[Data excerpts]
::::
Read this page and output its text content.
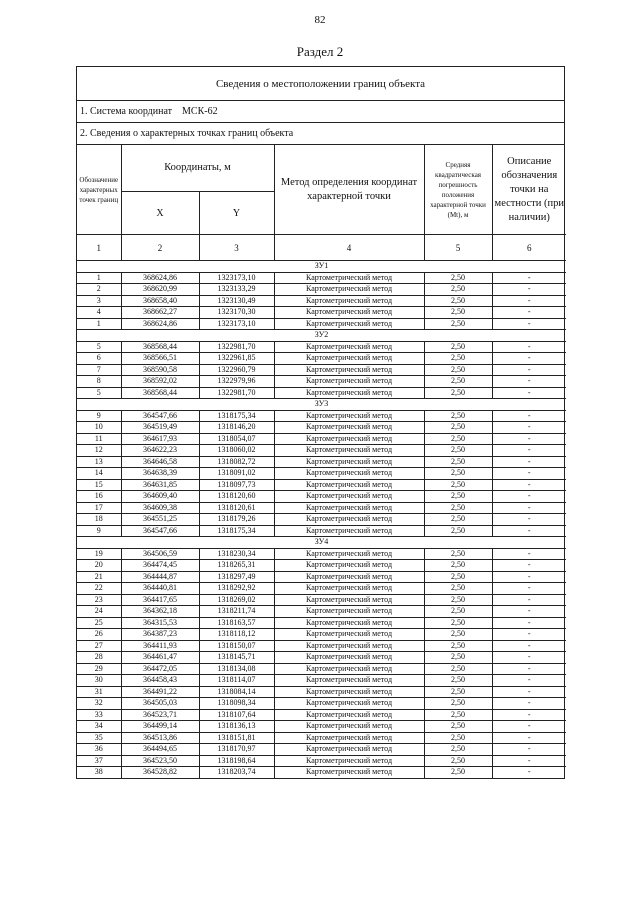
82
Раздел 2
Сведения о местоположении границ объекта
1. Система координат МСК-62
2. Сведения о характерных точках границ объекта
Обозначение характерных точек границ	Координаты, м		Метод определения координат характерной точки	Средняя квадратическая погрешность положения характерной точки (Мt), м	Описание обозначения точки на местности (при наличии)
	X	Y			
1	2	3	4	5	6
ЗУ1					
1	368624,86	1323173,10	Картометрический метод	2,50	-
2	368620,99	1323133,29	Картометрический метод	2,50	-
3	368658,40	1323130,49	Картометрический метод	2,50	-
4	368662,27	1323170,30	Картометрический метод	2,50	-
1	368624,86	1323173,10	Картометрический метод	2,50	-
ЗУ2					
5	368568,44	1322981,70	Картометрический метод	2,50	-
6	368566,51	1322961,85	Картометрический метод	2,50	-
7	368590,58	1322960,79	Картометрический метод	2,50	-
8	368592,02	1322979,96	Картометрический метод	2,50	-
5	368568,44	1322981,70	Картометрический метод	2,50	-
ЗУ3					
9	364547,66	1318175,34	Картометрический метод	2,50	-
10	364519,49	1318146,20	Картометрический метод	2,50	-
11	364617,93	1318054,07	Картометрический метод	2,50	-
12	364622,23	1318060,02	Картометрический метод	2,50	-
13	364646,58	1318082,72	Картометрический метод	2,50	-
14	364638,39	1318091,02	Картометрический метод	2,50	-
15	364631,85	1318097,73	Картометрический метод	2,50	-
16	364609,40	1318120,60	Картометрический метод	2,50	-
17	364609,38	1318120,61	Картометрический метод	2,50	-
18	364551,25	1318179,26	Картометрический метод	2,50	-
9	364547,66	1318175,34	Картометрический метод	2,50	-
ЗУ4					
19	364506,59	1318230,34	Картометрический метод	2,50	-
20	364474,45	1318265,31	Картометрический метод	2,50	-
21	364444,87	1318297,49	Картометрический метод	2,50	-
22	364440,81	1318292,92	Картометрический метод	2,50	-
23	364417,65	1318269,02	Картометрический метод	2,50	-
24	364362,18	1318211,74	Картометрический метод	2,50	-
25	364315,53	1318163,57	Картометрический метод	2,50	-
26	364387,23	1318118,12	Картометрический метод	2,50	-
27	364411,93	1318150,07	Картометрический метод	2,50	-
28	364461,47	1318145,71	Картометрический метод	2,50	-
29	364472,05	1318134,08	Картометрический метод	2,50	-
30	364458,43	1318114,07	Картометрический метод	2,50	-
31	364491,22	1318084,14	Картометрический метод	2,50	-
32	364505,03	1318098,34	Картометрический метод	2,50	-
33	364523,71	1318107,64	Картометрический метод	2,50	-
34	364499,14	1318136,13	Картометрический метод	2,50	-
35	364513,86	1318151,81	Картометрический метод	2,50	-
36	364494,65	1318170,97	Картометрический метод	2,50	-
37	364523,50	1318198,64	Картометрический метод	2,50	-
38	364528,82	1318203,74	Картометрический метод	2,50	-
::::
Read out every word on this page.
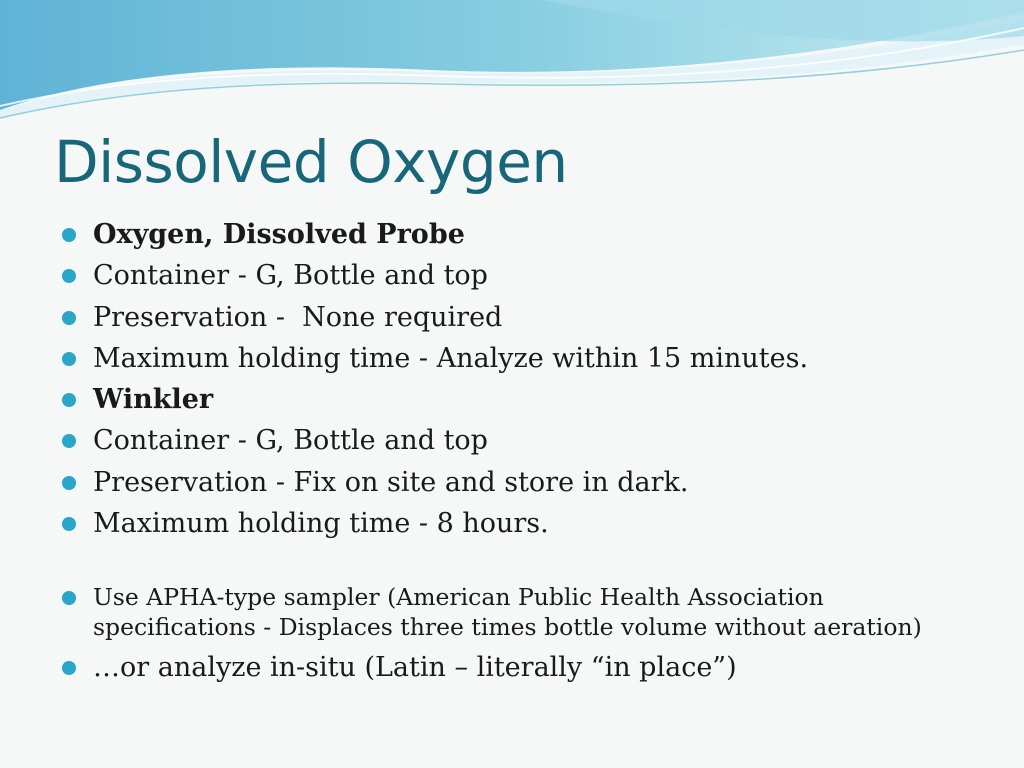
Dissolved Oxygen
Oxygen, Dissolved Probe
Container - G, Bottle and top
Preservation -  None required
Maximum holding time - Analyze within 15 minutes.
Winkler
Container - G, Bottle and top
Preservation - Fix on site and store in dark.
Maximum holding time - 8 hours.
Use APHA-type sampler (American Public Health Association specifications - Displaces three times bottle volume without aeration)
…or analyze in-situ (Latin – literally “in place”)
::::
Make a list of all lines in the data that contain "holding".

### Task output
Maximum holding time - Analyze within 15 minutes.
Maximum holding time - 8 hours.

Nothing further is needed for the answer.